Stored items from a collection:
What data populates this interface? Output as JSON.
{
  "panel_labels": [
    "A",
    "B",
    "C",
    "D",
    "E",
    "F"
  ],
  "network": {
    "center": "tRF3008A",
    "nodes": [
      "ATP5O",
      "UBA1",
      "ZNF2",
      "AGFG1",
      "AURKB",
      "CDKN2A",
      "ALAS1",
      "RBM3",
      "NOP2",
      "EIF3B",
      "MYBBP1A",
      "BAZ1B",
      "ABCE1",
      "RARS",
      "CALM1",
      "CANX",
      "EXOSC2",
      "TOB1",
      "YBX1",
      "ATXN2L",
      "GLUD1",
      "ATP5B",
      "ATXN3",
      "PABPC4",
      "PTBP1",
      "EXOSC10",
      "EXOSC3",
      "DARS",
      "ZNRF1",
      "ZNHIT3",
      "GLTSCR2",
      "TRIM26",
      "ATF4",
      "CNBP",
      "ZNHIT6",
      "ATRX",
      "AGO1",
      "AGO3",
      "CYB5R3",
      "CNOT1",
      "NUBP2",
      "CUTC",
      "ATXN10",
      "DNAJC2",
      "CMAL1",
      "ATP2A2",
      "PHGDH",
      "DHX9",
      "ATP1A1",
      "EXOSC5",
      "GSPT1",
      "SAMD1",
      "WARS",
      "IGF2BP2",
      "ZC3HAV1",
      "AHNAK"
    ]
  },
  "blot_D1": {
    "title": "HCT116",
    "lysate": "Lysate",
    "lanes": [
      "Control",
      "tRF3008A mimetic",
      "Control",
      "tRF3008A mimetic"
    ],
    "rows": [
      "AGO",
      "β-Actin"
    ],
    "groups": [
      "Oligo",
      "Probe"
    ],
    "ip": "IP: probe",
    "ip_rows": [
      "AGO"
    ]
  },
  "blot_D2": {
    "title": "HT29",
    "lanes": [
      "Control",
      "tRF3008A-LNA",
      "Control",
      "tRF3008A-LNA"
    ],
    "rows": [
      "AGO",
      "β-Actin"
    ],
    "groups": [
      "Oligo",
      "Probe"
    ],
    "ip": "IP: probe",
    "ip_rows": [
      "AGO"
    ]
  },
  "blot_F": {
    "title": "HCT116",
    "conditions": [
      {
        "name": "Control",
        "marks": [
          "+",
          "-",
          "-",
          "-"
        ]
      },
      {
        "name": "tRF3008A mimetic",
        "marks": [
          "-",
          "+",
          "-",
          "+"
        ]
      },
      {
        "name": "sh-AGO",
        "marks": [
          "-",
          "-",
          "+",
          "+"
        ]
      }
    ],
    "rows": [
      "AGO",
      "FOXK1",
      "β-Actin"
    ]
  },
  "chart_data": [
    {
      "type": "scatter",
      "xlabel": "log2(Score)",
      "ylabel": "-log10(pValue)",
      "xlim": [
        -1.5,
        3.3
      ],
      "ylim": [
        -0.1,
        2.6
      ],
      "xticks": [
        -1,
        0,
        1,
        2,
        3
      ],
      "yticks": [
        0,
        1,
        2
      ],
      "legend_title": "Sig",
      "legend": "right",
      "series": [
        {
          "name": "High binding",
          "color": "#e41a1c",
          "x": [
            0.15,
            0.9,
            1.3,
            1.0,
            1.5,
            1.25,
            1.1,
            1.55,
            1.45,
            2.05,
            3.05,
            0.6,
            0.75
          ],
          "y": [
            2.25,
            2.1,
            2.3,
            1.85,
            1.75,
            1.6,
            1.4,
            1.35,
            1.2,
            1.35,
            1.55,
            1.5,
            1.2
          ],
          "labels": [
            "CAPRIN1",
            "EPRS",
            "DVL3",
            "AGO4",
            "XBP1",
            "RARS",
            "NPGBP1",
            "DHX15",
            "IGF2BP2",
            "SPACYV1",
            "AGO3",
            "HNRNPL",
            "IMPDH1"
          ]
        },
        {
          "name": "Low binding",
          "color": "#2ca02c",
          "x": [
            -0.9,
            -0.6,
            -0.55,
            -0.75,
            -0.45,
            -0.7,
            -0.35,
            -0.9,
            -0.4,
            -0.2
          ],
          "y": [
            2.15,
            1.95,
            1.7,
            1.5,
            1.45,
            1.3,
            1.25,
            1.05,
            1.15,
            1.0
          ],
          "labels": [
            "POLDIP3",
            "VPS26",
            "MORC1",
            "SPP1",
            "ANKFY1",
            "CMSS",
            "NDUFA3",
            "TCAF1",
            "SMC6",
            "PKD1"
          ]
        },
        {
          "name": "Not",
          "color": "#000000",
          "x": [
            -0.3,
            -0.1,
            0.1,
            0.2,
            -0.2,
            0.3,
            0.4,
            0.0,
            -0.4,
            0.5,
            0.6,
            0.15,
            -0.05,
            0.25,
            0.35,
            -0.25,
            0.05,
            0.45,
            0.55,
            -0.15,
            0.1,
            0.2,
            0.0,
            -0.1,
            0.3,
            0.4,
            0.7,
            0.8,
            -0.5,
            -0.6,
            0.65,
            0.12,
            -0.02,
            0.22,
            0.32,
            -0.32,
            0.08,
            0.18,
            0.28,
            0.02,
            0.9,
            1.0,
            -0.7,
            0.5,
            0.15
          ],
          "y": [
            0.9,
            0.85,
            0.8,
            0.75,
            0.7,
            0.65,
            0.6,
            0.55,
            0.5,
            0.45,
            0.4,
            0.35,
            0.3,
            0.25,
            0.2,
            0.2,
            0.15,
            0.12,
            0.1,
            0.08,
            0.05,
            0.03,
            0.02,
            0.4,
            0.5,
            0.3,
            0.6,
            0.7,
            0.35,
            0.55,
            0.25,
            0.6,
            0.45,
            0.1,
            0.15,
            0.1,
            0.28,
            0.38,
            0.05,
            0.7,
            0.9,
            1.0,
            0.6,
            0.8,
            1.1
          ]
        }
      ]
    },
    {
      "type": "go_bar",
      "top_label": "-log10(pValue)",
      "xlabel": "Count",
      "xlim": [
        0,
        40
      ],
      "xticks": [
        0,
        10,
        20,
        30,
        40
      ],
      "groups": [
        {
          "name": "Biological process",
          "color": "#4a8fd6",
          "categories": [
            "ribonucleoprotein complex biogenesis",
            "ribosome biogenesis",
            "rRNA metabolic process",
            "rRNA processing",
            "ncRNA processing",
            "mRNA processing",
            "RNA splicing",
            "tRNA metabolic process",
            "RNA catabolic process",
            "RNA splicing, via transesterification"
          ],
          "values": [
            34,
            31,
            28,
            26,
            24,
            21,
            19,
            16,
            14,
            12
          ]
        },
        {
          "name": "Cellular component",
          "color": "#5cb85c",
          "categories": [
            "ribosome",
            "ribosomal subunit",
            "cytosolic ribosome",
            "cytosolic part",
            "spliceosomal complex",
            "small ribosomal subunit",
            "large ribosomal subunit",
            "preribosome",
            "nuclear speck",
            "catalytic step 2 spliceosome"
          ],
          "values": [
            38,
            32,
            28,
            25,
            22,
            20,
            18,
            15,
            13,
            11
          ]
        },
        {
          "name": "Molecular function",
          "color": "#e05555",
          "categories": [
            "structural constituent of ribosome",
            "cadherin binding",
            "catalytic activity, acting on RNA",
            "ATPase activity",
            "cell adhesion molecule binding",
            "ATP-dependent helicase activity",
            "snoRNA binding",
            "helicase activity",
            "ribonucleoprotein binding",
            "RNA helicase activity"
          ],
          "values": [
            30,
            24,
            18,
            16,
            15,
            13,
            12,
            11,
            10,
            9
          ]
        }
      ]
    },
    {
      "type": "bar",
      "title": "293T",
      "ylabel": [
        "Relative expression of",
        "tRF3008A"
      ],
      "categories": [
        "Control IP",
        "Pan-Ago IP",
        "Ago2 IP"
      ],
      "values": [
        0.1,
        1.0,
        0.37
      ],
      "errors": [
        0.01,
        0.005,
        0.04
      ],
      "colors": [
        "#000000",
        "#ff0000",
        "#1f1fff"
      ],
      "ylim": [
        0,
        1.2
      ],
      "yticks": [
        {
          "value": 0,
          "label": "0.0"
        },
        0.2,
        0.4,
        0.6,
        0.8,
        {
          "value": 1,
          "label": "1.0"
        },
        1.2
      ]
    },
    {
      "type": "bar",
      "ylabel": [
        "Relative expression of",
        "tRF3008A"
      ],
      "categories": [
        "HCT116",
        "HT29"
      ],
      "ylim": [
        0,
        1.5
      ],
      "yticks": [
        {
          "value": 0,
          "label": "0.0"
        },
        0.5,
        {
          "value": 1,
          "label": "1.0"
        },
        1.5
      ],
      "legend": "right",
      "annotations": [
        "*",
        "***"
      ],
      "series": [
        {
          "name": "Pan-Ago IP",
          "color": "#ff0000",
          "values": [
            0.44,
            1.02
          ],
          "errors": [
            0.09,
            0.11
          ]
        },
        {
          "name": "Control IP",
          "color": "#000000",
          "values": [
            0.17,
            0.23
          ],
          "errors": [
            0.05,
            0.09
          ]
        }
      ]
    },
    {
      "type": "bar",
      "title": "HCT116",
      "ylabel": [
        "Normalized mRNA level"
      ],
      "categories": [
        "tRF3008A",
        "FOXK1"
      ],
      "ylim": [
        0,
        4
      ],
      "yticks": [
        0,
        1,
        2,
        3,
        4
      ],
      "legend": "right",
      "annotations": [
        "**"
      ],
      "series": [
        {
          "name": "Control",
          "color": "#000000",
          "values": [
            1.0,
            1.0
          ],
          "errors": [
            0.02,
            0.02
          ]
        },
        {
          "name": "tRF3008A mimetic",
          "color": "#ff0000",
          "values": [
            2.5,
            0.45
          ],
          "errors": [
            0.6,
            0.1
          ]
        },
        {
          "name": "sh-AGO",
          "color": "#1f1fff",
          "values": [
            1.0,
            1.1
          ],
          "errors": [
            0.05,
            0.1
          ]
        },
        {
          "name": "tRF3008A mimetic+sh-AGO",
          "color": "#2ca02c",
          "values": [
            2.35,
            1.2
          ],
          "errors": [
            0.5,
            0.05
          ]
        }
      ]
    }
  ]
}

_PROBLEM REQUIREMENTS:_
Check the lines above and copy each one that includes "biogenesis".

_TASK SOLUTION:_
            "ribonucleoprotein complex biogenesis",
            "ribosome biogenesis",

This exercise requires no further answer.